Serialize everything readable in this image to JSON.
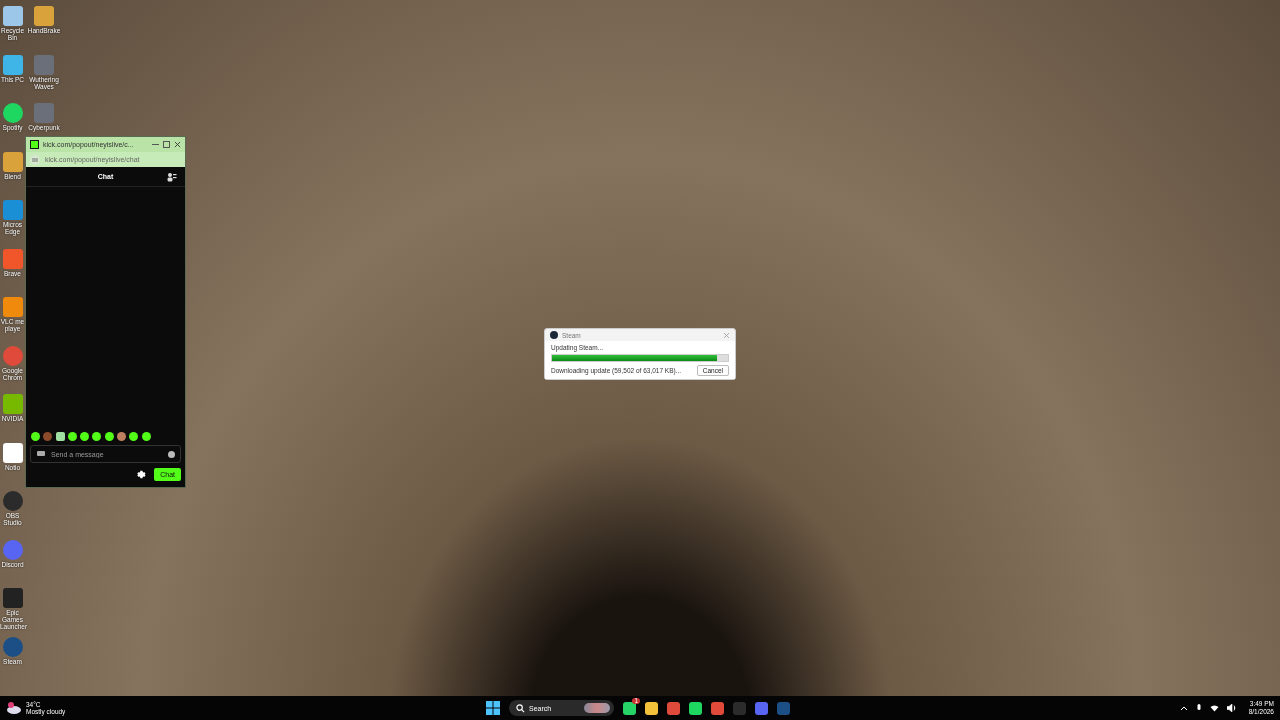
{
  "desktop_columns": [
    {
      "icons": [
        {
          "label": "Recycle Bin",
          "kind": "bin"
        },
        {
          "label": "This PC",
          "kind": "pc"
        },
        {
          "label": "Spotify",
          "kind": "spotify"
        },
        {
          "label": "Blend",
          "kind": "app"
        },
        {
          "label": "Micros Edge",
          "kind": "edge"
        },
        {
          "label": "Brave",
          "kind": "brave"
        },
        {
          "label": "VLC me playe",
          "kind": "vlc"
        },
        {
          "label": "Google Chrom",
          "kind": "chrome"
        },
        {
          "label": "NVIDIA",
          "kind": "nvidia"
        },
        {
          "label": "Notio",
          "kind": "notion"
        },
        {
          "label": "OBS Studio",
          "kind": "obs"
        },
        {
          "label": "Discord",
          "kind": "discord"
        },
        {
          "label": "Epic Games Launcher",
          "kind": "epic"
        },
        {
          "label": "Steam",
          "kind": "steam"
        }
      ]
    },
    {
      "icons": [
        {
          "label": "HandBrake",
          "kind": "app"
        },
        {
          "label": "Wuthering Waves",
          "kind": "game"
        },
        {
          "label": "Cyberpunk",
          "kind": "game"
        }
      ]
    }
  ],
  "chat_window": {
    "title": "kick.com/popout/neyislive/c...",
    "url": "kick.com/popout/neyislive/chat",
    "header": "Chat",
    "emotes": [
      {
        "kind": "frog"
      },
      {
        "kind": "bear"
      },
      {
        "kind": "robot"
      },
      {
        "kind": "frog"
      },
      {
        "kind": "frog"
      },
      {
        "kind": "frog"
      },
      {
        "kind": "frog"
      },
      {
        "kind": "monkey"
      },
      {
        "kind": "frog"
      },
      {
        "kind": "frog"
      }
    ],
    "placeholder": "Send a message",
    "send_button": "Chat"
  },
  "steam_dialog": {
    "title": "Steam",
    "status": "Updating Steam...",
    "level": 0.94,
    "detail": "Downloading update (59,502 of 63,017 KB)...",
    "cancel_button": "Cancel"
  },
  "taskbar": {
    "temperature": "34°C",
    "weather": "Mostly cloudy",
    "search_placeholder": "Search",
    "apps": [
      {
        "kind": "whatsapp",
        "badge": "1"
      },
      {
        "kind": "folder"
      },
      {
        "kind": "chrome"
      },
      {
        "kind": "spotify"
      },
      {
        "kind": "chrome"
      },
      {
        "kind": "obs"
      },
      {
        "kind": "discord"
      },
      {
        "kind": "steam"
      }
    ],
    "time": "3:49 PM",
    "date": "8/1/2026"
  }
}
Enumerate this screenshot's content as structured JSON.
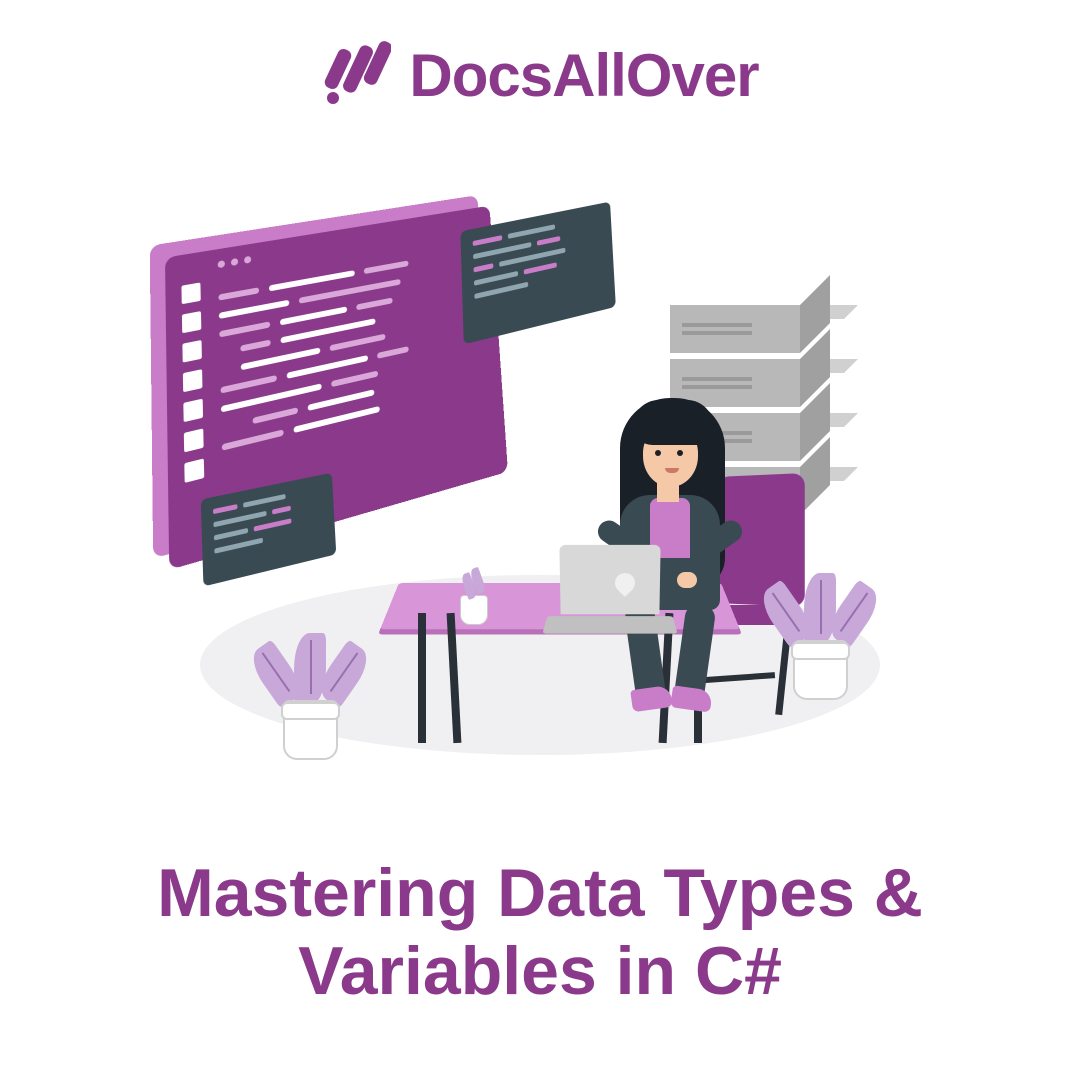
{
  "brand": {
    "name": "DocsAllOver",
    "logo_icon": "docsallover-logo-icon"
  },
  "title": "Mastering Data Types & Variables in C#",
  "colors": {
    "primary": "#8B3A8B",
    "accent_light": "#c97dc9",
    "panel_dark": "#3a4a52",
    "skin": "#f5c9a8",
    "hair": "#1a2028",
    "plant": "#c8a8d8",
    "server": "#b8b8b8"
  },
  "illustration": {
    "description": "Isometric illustration of a woman with long dark hair sitting at a pink desk with a laptop, facing a large purple code editor screen with two small dark code panels, a grey server stack behind her, a purple chair, and two potted plants on either side.",
    "elements": [
      "code-editor-screen",
      "mini-code-panel-top",
      "mini-code-panel-bottom",
      "server-stack",
      "woman-developer",
      "laptop",
      "desk",
      "chair",
      "plant-left",
      "plant-right",
      "desk-plant"
    ]
  }
}
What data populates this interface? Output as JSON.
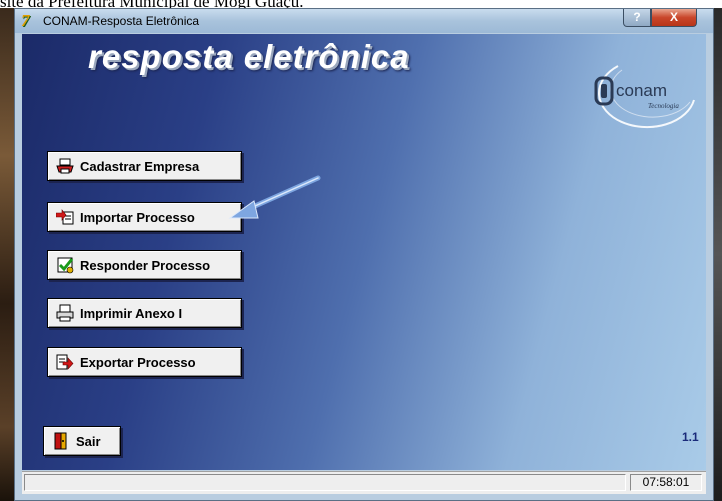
{
  "caption": "site da Prefeitura Municipal de Mogi Guaçu.",
  "window": {
    "title": "CONAM-Resposta Eletrônica",
    "app_icon_glyph": "7",
    "help_glyph": "?",
    "close_glyph": "X"
  },
  "brand": {
    "title": "resposta eletrônica",
    "logo_name": "conam",
    "logo_tagline": "Tecnologia"
  },
  "buttons": {
    "cadastrar": "Cadastrar Empresa",
    "importar": "Importar Processo",
    "responder": "Responder Processo",
    "imprimir": "Imprimir Anexo I",
    "exportar": "Exportar Processo",
    "sair": "Sair"
  },
  "version": "1.1",
  "status": {
    "left": "",
    "time": "07:58:01"
  },
  "colors": {
    "client_dark": "#1b2a68",
    "client_light": "#a9cbe8",
    "annotation_arrow": "#7ea6e0"
  }
}
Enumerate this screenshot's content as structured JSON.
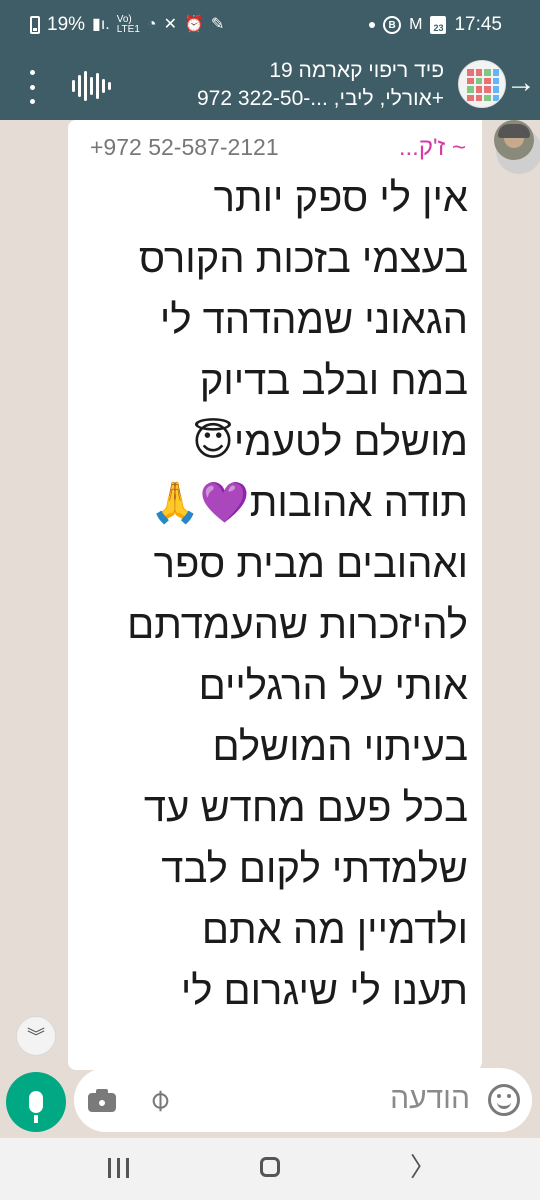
{
  "status_bar": {
    "battery": "19%",
    "network": "LTE1",
    "time": "17:45",
    "calendar_day": "23",
    "icons": [
      "battery-icon",
      "signal-icon",
      "volte-icon",
      "wifi-icon",
      "mute-icon",
      "alarm-icon",
      "edit-icon",
      "dot-icon",
      "b-badge-icon",
      "gmail-icon",
      "calendar-icon"
    ]
  },
  "header": {
    "title": "פיד ריפוי קארמה 19",
    "subtitle": "אורלי, ליבי, ...-322-50 972+"
  },
  "message": {
    "phone": "+972 52-587-2121",
    "sender_name": "~ ז'ק...",
    "lines": [
      "אין לי ספק יותר",
      "בעצמי בזכות הקורס",
      "הגאוני שמהדהד לי",
      "במח ובלב בדיוק",
      "מושלם לטעמי😇",
      "תודה אהובות💜🙏",
      "ואהובים מבית ספר",
      "להיזכרות שהעמדתם",
      "אותי על הרגליים",
      "בעיתוי המושלם",
      "בכל פעם מחדש עד",
      "שלמדתי לקום לבד",
      "ולדמיין מה אתם",
      "תענו לי שיגרום לי"
    ]
  },
  "input": {
    "placeholder": "הודעה"
  },
  "colors": {
    "header_bg": "#3f5d66",
    "chat_bg": "#e5ddd5",
    "accent": "#00a884",
    "sender_name": "#d63aa8"
  }
}
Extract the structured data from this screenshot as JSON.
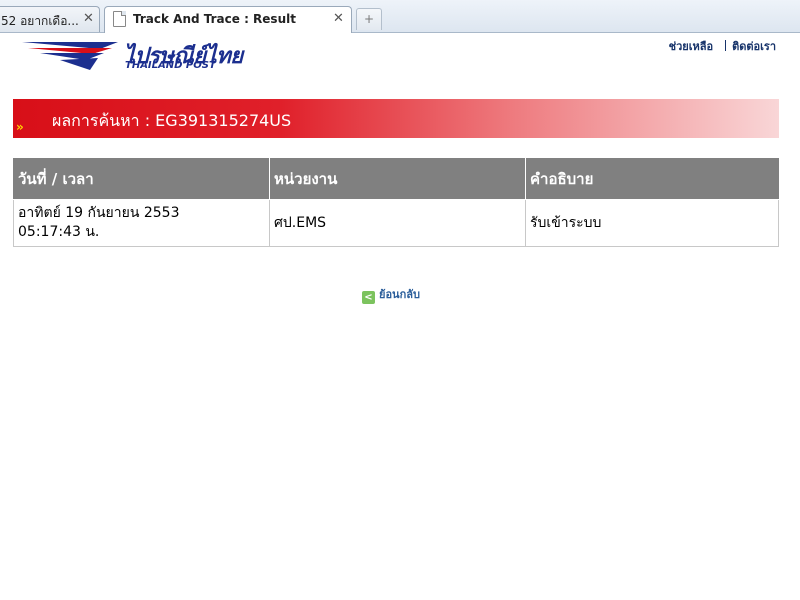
{
  "browser": {
    "tabs": [
      {
        "label": "52 อยากเดือ...",
        "close": "✕"
      },
      {
        "label": "Track And Trace : Result",
        "close": "✕"
      }
    ],
    "new_tab": "+"
  },
  "header": {
    "logo_th": "ไปรษณีย์ไทย",
    "logo_en": "THAILAND POST",
    "links": [
      "ช่วยเหลือ",
      "ติดต่อเรา"
    ]
  },
  "banner": {
    "title": "ผลการค้นหา  :  EG391315274US"
  },
  "table": {
    "headers": [
      "วันที่ / เวลา",
      "หน่วยงาน",
      "คำอธิบาย"
    ],
    "rows": [
      {
        "date_line1": "อาทิตย์ 19 กันยายน 2553",
        "date_line2": "05:17:43 น.",
        "office": "ศป.EMS",
        "description": "รับเข้าระบบ"
      }
    ]
  },
  "back_link": "ย้อนกลับ",
  "colors": {
    "banner_red": "#d80f18",
    "header_gray": "#808080",
    "link_blue": "#17336a"
  }
}
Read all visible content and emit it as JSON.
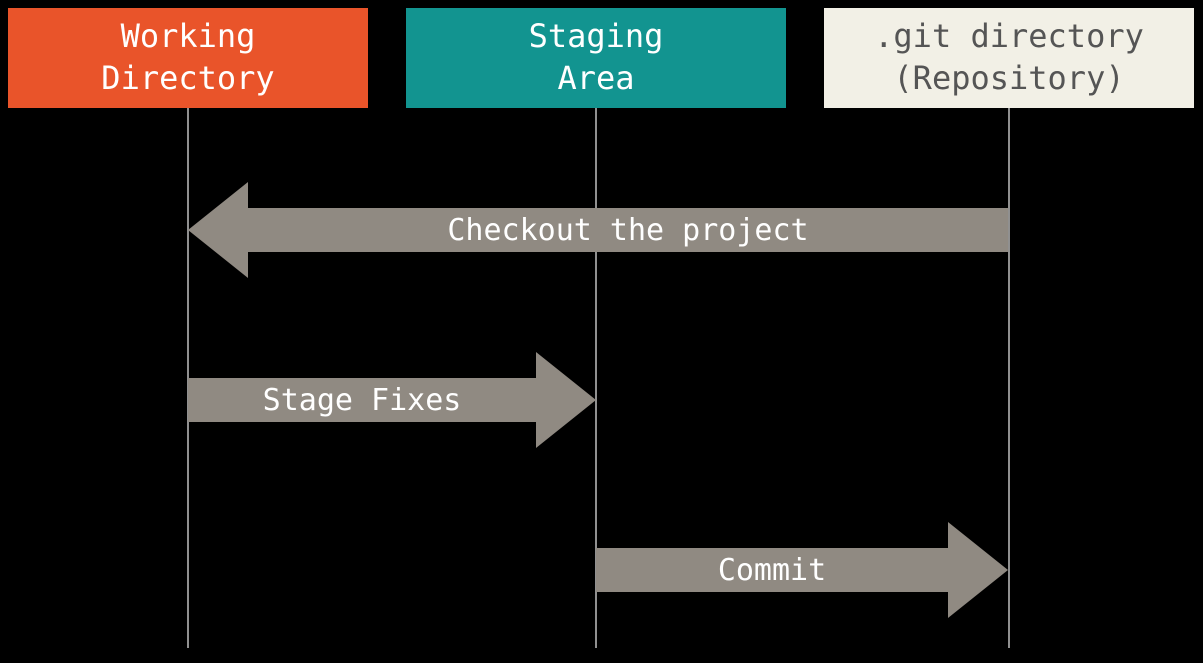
{
  "columns": {
    "working": {
      "line1": "Working",
      "line2": "Directory",
      "color": "#e9542a"
    },
    "staging": {
      "line1": "Staging",
      "line2": "Area",
      "color": "#129490"
    },
    "repo": {
      "line1": ".git directory",
      "line2": "(Repository)",
      "color": "#f2f0e6"
    }
  },
  "arrows": {
    "checkout": {
      "label": "Checkout the project",
      "from": "repo",
      "to": "working",
      "direction": "left"
    },
    "stage": {
      "label": "Stage Fixes",
      "from": "working",
      "to": "staging",
      "direction": "right"
    },
    "commit": {
      "label": "Commit",
      "from": "staging",
      "to": "repo",
      "direction": "right"
    }
  },
  "colors": {
    "arrow": "#908a82",
    "lifeline": "#909090",
    "background": "#000000"
  }
}
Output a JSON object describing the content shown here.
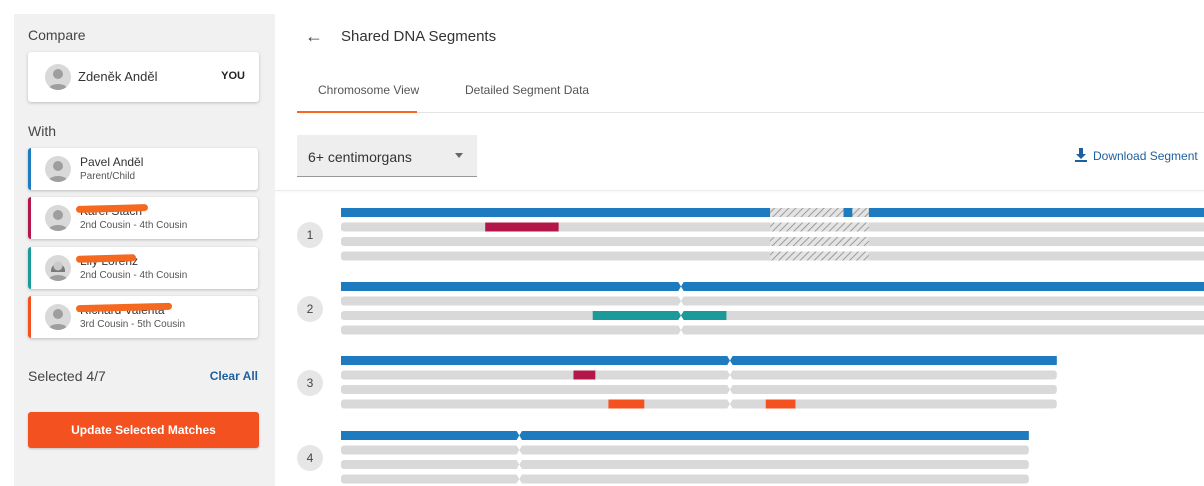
________________
> **WRITTEN PROBLEM**
Using the records above, output their complete text exactly, minus any images.

> **SOLUTION TO THIS TASK**
Serialize everything readable in this image to JSON.
{
  "desktop_columns": [
    {
      "icons": [
        {
          "label": "Recycle Bin",
          "kind": "bin"
        },
        {
          "label": "This PC",
          "kind": "pc"
        },
        {
          "label": "Spotify",
          "kind": "spotify"
        },
        {
          "label": "Blend",
          "kind": "app"
        },
        {
          "label": "Micros Edge",
          "kind": "edge"
        },
        {
          "label": "Brave",
          "kind": "brave"
        },
        {
          "label": "VLC me playe",
          "kind": "vlc"
        },
        {
          "label": "Google Chrom",
          "kind": "chrome"
        },
        {
          "label": "NVIDIA",
          "kind": "nvidia"
        },
        {
          "label": "Notio",
          "kind": "notion"
        },
        {
          "label": "OBS Studio",
          "kind": "obs"
        },
        {
          "label": "Discord",
          "kind": "discord"
        },
        {
          "label": "Epic Games Launcher",
          "kind": "epic"
        },
        {
          "label": "Steam",
          "kind": "steam"
        }
      ]
    },
    {
      "icons": [
        {
          "label": "HandBrake",
          "kind": "app"
        },
        {
          "label": "Wuthering Waves",
          "kind": "game"
        },
        {
          "label": "Cyberpunk",
          "kind": "game"
        }
      ]
    }
  ],
  "chat_window": {
    "title": "kick.com/popout/neyislive/c...",
    "url": "kick.com/popout/neyislive/chat",
    "header": "Chat",
    "emotes": [
      {
        "kind": "frog"
      },
      {
        "kind": "bear"
      },
      {
        "kind": "robot"
      },
      {
        "kind": "frog"
      },
      {
        "kind": "frog"
      },
      {
        "kind": "frog"
      },
      {
        "kind": "frog"
      },
      {
        "kind": "monkey"
      },
      {
        "kind": "frog"
      },
      {
        "kind": "frog"
      }
    ],
    "placeholder": "Send a message",
    "send_button": "Chat"
  },
  "steam_dialog": {
    "title": "Steam",
    "status": "Updating Steam...",
    "level": 0.94,
    "detail": "Downloading update (59,502 of 63,017 KB)...",
    "cancel_button": "Cancel"
  },
  "taskbar": {
    "temperature": "34°C",
    "weather": "Mostly cloudy",
    "search_placeholder": "Search",
    "apps": [
      {
        "kind": "whatsapp",
        "badge": "1"
      },
      {
        "kind": "folder"
      },
      {
        "kind": "chrome"
      },
      {
        "kind": "spotify"
      },
      {
        "kind": "chrome"
      },
      {
        "kind": "obs"
      },
      {
        "kind": "discord"
      },
      {
        "kind": "steam"
      }
    ],
    "time": "3:49 PM",
    "date": "8/1/2026"
  }
}
Enumerate this screenshot's content as structured JSON.
{
  "brand": {
    "name": "DocsAllOver",
    "logo_icon": "docsallover-logo-icon"
  },
  "title": "Mastering Data Types & Variables in C#",
  "colors": {
    "primary": "#8B3A8B",
    "accent_light": "#c97dc9",
    "panel_dark": "#3a4a52",
    "skin": "#f5c9a8",
    "hair": "#1a2028",
    "plant": "#c8a8d8",
    "server": "#b8b8b8"
  },
  "illustration": {
    "description": "Isometric illustration of a woman with long dark hair sitting at a pink desk with a laptop, facing a large purple code editor screen with two small dark code panels, a grey server stack behind her, a purple chair, and two potted plants on either side.",
    "elements": [
      "code-editor-screen",
      "mini-code-panel-top",
      "mini-code-panel-bottom",
      "server-stack",
      "woman-developer",
      "laptop",
      "desk",
      "chair",
      "plant-left",
      "plant-right",
      "desk-plant"
    ]
  }
}
What data populates this interface? Output as JSON.
{
  "caption": "site da Prefeitura Municipal de Mogi Guaçu.",
  "window": {
    "title": "CONAM-Resposta Eletrônica",
    "app_icon_glyph": "7",
    "help_glyph": "?",
    "close_glyph": "X"
  },
  "brand": {
    "title": "resposta eletrônica",
    "logo_name": "conam",
    "logo_tagline": "Tecnologia"
  },
  "buttons": {
    "cadastrar": "Cadastrar Empresa",
    "importar": "Importar Processo",
    "responder": "Responder Processo",
    "imprimir": "Imprimir Anexo I",
    "exportar": "Exportar Processo",
    "sair": "Sair"
  },
  "version": "1.1",
  "status": {
    "left": "",
    "time": "07:58:01"
  },
  "colors": {
    "client_dark": "#1b2a68",
    "client_light": "#a9cbe8",
    "annotation_arrow": "#7ea6e0"
  }
}
Enumerate this screenshot's content as structured JSON.
{
  "status_bar": {
    "battery": "19%",
    "network": "LTE1",
    "time": "17:45",
    "calendar_day": "23",
    "icons": [
      "battery-icon",
      "signal-icon",
      "volte-icon",
      "wifi-icon",
      "mute-icon",
      "alarm-icon",
      "edit-icon",
      "dot-icon",
      "b-badge-icon",
      "gmail-icon",
      "calendar-icon"
    ]
  },
  "header": {
    "title": "פיד ריפוי קארמה 19",
    "subtitle": "אורלי, ליבי, ...-322-50 972+"
  },
  "message": {
    "phone": "+972 52-587-2121",
    "sender_name": "~ ז'ק...",
    "lines": [
      "אין לי ספק יותר",
      "בעצמי בזכות הקורס",
      "הגאוני שמהדהד לי",
      "במח ובלב בדיוק",
      "מושלם לטעמי😇",
      "תודה אהובות💜🙏",
      "ואהובים מבית ספר",
      "להיזכרות שהעמדתם",
      "אותי על הרגליים",
      "בעיתוי המושלם",
      "בכל פעם מחדש עד",
      "שלמדתי לקום לבד",
      "ולדמיין מה אתם",
      "תענו לי שיגרום לי"
    ]
  },
  "input": {
    "placeholder": "הודעה"
  },
  "colors": {
    "header_bg": "#3f5d66",
    "chat_bg": "#e5ddd5",
    "accent": "#00a884",
    "sender_name": "#d63aa8"
  }
}
Extract the structured data from this screenshot as JSON.
{
  "browser": {
    "tabs": [
      {
        "label": "52 อยากเดือ...",
        "close": "✕"
      },
      {
        "label": "Track And Trace : Result",
        "close": "✕"
      }
    ],
    "new_tab": "+"
  },
  "header": {
    "logo_th": "ไปรษณีย์ไทย",
    "logo_en": "THAILAND POST",
    "links": [
      "ช่วยเหลือ",
      "ติดต่อเรา"
    ]
  },
  "banner": {
    "title": "ผลการค้นหา  :  EG391315274US"
  },
  "table": {
    "headers": [
      "วันที่ / เวลา",
      "หน่วยงาน",
      "คำอธิบาย"
    ],
    "rows": [
      {
        "date_line1": "อาทิตย์ 19 กันยายน 2553",
        "date_line2": "05:17:43 น.",
        "office": "ศป.EMS",
        "description": "รับเข้าระบบ"
      }
    ]
  },
  "back_link": "ย้อนกลับ",
  "colors": {
    "banner_red": "#d80f18",
    "header_gray": "#808080",
    "link_blue": "#17336a"
  }
}
Read all visible content and emit it as JSON.
{
  "columns": {
    "working": {
      "line1": "Working",
      "line2": "Directory",
      "color": "#e9542a"
    },
    "staging": {
      "line1": "Staging",
      "line2": "Area",
      "color": "#129490"
    },
    "repo": {
      "line1": ".git directory",
      "line2": "(Repository)",
      "color": "#f2f0e6"
    }
  },
  "arrows": {
    "checkout": {
      "label": "Checkout the project",
      "from": "repo",
      "to": "working",
      "direction": "left"
    },
    "stage": {
      "label": "Stage Fixes",
      "from": "working",
      "to": "staging",
      "direction": "right"
    },
    "commit": {
      "label": "Commit",
      "from": "staging",
      "to": "repo",
      "direction": "right"
    }
  },
  "colors": {
    "arrow": "#908a82",
    "lifeline": "#909090",
    "background": "#000000"
  }
}
Output a JSON object describing the content shown here.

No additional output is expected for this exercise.